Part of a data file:
--- begin ---

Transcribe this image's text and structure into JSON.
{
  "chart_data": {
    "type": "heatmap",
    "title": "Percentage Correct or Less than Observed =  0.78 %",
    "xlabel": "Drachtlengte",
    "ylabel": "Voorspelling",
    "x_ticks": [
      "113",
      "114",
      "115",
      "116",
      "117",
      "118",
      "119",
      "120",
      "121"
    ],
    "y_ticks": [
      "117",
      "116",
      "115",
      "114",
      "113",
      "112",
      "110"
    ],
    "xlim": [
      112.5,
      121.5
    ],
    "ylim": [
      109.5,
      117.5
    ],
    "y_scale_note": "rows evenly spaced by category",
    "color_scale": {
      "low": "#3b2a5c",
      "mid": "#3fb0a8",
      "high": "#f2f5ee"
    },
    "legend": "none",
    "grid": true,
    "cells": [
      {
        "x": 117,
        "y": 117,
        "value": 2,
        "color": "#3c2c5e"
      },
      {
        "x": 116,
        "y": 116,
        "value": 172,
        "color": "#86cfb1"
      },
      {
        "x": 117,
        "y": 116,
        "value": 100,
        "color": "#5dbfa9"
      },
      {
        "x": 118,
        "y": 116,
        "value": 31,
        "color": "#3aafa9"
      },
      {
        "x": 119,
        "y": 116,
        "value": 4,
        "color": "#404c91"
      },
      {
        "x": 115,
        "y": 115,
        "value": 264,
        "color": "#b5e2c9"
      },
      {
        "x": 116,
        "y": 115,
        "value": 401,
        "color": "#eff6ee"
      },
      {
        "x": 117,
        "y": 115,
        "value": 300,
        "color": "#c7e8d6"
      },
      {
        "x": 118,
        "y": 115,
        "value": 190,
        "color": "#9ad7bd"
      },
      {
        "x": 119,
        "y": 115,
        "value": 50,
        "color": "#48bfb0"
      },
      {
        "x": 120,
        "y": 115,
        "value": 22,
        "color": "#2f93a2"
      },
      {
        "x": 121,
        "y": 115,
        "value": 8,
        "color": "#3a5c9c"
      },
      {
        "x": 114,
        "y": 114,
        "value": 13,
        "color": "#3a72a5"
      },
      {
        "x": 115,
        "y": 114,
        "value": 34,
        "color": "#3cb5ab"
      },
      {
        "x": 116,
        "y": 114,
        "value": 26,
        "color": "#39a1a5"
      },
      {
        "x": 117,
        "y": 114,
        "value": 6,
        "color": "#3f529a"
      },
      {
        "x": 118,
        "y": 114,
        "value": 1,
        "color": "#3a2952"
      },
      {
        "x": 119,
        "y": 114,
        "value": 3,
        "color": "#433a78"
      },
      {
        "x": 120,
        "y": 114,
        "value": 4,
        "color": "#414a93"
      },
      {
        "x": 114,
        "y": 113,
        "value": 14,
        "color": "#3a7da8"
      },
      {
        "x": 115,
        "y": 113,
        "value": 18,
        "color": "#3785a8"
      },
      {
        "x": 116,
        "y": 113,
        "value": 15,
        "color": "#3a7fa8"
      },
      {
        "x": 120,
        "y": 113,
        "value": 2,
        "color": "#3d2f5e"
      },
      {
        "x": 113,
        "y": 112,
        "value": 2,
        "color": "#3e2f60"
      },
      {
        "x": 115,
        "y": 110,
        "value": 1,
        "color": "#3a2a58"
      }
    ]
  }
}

--- end ---

| WRITTEN INSTRUCTION |
Restate every record exactly, leaving nothing out.

| THE RESULT |
Transcribe this image's text and structure into JSON.
{
  "chart_data": {
    "type": "heatmap",
    "title": "Percentage Correct or Less than Observed =  0.78 %",
    "xlabel": "Drachtlengte",
    "ylabel": "Voorspelling",
    "x_ticks": [
      "113",
      "114",
      "115",
      "116",
      "117",
      "118",
      "119",
      "120",
      "121"
    ],
    "y_ticks": [
      "117",
      "116",
      "115",
      "114",
      "113",
      "112",
      "110"
    ],
    "xlim": [
      112.5,
      121.5
    ],
    "ylim": [
      109.5,
      117.5
    ],
    "y_scale_note": "rows evenly spaced by category",
    "color_scale": {
      "low": "#3b2a5c",
      "mid": "#3fb0a8",
      "high": "#f2f5ee"
    },
    "legend": "none",
    "grid": true,
    "cells": [
      {
        "x": 117,
        "y": 117,
        "value": 2,
        "color": "#3c2c5e"
      },
      {
        "x": 116,
        "y": 116,
        "value": 172,
        "color": "#86cfb1"
      },
      {
        "x": 117,
        "y": 116,
        "value": 100,
        "color": "#5dbfa9"
      },
      {
        "x": 118,
        "y": 116,
        "value": 31,
        "color": "#3aafa9"
      },
      {
        "x": 119,
        "y": 116,
        "value": 4,
        "color": "#404c91"
      },
      {
        "x": 115,
        "y": 115,
        "value": 264,
        "color": "#b5e2c9"
      },
      {
        "x": 116,
        "y": 115,
        "value": 401,
        "color": "#eff6ee"
      },
      {
        "x": 117,
        "y": 115,
        "value": 300,
        "color": "#c7e8d6"
      },
      {
        "x": 118,
        "y": 115,
        "value": 190,
        "color": "#9ad7bd"
      },
      {
        "x": 119,
        "y": 115,
        "value": 50,
        "color": "#48bfb0"
      },
      {
        "x": 120,
        "y": 115,
        "value": 22,
        "color": "#2f93a2"
      },
      {
        "x": 121,
        "y": 115,
        "value": 8,
        "color": "#3a5c9c"
      },
      {
        "x": 114,
        "y": 114,
        "value": 13,
        "color": "#3a72a5"
      },
      {
        "x": 115,
        "y": 114,
        "value": 34,
        "color": "#3cb5ab"
      },
      {
        "x": 116,
        "y": 114,
        "value": 26,
        "color": "#39a1a5"
      },
      {
        "x": 117,
        "y": 114,
        "value": 6,
        "color": "#3f529a"
      },
      {
        "x": 118,
        "y": 114,
        "value": 1,
        "color": "#3a2952"
      },
      {
        "x": 119,
        "y": 114,
        "value": 3,
        "color": "#433a78"
      },
      {
        "x": 120,
        "y": 114,
        "value": 4,
        "color": "#414a93"
      },
      {
        "x": 114,
        "y": 113,
        "value": 14,
        "color": "#3a7da8"
      },
      {
        "x": 115,
        "y": 113,
        "value": 18,
        "color": "#3785a8"
      },
      {
        "x": 116,
        "y": 113,
        "value": 15,
        "color": "#3a7fa8"
      },
      {
        "x": 120,
        "y": 113,
        "value": 2,
        "color": "#3d2f5e"
      },
      {
        "x": 113,
        "y": 112,
        "value": 2,
        "color": "#3e2f60"
      },
      {
        "x": 115,
        "y": 110,
        "value": 1,
        "color": "#3a2a58"
      }
    ]
  }
}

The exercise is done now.